◆ EXERCISE DETAILS: Keep only the lines where "vriendschap" appears.

◆ MATERIAL FOR THIS TASK:

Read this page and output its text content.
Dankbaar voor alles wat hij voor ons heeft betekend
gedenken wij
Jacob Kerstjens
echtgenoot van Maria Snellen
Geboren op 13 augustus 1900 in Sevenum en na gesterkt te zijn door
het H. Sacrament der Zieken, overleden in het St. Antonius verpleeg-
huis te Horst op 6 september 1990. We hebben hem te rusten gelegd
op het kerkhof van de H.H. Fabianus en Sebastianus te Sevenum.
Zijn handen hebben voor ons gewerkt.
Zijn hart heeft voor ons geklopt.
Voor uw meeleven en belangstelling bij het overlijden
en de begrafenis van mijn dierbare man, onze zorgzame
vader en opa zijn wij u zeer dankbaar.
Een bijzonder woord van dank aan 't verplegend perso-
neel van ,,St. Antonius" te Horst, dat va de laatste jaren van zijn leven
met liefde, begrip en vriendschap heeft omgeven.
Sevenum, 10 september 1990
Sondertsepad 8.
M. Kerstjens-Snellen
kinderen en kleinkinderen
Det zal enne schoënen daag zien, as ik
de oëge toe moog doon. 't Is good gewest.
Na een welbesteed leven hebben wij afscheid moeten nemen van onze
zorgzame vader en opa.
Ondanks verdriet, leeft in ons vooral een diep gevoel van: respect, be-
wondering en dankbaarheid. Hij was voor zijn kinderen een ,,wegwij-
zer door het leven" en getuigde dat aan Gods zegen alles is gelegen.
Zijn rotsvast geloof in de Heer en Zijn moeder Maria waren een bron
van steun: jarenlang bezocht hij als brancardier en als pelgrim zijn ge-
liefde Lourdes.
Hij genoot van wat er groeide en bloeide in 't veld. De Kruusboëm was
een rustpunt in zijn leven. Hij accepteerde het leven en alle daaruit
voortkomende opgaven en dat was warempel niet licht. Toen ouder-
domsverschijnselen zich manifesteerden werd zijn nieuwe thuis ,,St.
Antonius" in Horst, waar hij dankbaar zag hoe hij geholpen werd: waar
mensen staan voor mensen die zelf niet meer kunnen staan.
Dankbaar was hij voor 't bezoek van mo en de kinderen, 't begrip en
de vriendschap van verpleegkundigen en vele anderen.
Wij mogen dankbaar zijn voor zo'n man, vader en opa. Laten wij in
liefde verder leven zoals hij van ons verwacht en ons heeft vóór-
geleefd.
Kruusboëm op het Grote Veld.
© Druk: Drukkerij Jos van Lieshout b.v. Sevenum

◆ RIGHT ANSWER:
met liefde, begrip en vriendschap heeft omgeven.
de vriendschap van verpleegkundigen en vele anderen.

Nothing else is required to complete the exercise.